> [BRIEF]: Repeat the data verbatim, images excluded.

Data entries for graphics
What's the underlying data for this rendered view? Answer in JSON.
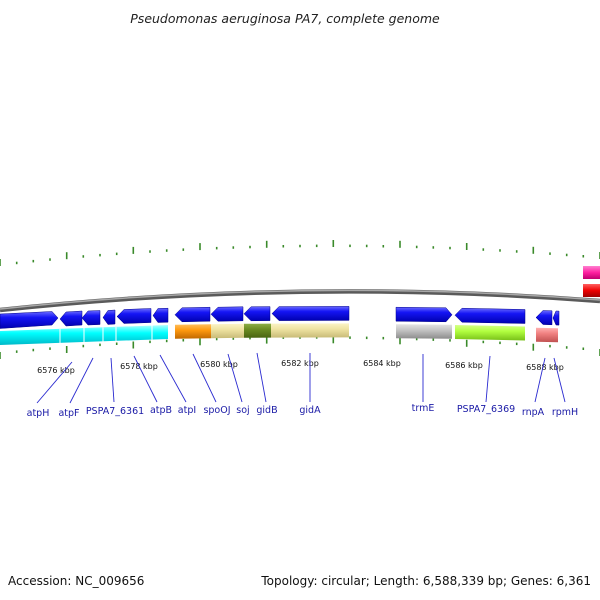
{
  "title": "Pseudomonas aeruginosa PA7, complete genome",
  "accession": "Accession: NC_009656",
  "summary": "Topology: circular; Length: 6,588,339 bp; Genes: 6,361",
  "colors": {
    "background": "#ffffff",
    "backbone": "#808080",
    "ticks": "#3a8a2a",
    "gene_forward": "#0000ee",
    "cyan_track": "#00ffff",
    "label_text": "#1a1aa6",
    "leader_line": "#2a2ad0"
  },
  "scale_labels": [
    "6576 kbp",
    "6578 kbp",
    "6580 kbp",
    "6582 kbp",
    "6584 kbp",
    "6586 kbp",
    "6588 kbp"
  ],
  "genes": [
    {
      "label": "atpH"
    },
    {
      "label": "atpF"
    },
    {
      "label": "PSPA7_6361"
    },
    {
      "label": "atpB"
    },
    {
      "label": "atpI"
    },
    {
      "label": "spoOJ"
    },
    {
      "label": "soj"
    },
    {
      "label": "gidB"
    },
    {
      "label": "gidA"
    },
    {
      "label": "trmE"
    },
    {
      "label": "PSPA7_6369"
    },
    {
      "label": "rnpA"
    },
    {
      "label": "rpmH"
    }
  ]
}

> [ANSWER AREA]:
What's the underlying data for this rendered view? Answer in JSON.
{
  "title": "Pseudomonas aeruginosa PA7, complete genome",
  "accession": "Accession: NC_009656",
  "summary": "Topology: circular; Length: 6,588,339 bp; Genes: 6,361",
  "colors": {
    "background": "#ffffff",
    "backbone": "#808080",
    "ticks": "#3a8a2a",
    "gene_forward": "#0000ee",
    "cyan_track": "#00ffff",
    "label_text": "#1a1aa6",
    "leader_line": "#2a2ad0"
  },
  "scale_labels": [
    "6576 kbp",
    "6578 kbp",
    "6580 kbp",
    "6582 kbp",
    "6584 kbp",
    "6586 kbp",
    "6588 kbp"
  ],
  "genes": [
    {
      "label": "atpH"
    },
    {
      "label": "atpF"
    },
    {
      "label": "PSPA7_6361"
    },
    {
      "label": "atpB"
    },
    {
      "label": "atpI"
    },
    {
      "label": "spoOJ"
    },
    {
      "label": "soj"
    },
    {
      "label": "gidB"
    },
    {
      "label": "gidA"
    },
    {
      "label": "trmE"
    },
    {
      "label": "PSPA7_6369"
    },
    {
      "label": "rnpA"
    },
    {
      "label": "rpmH"
    }
  ]
}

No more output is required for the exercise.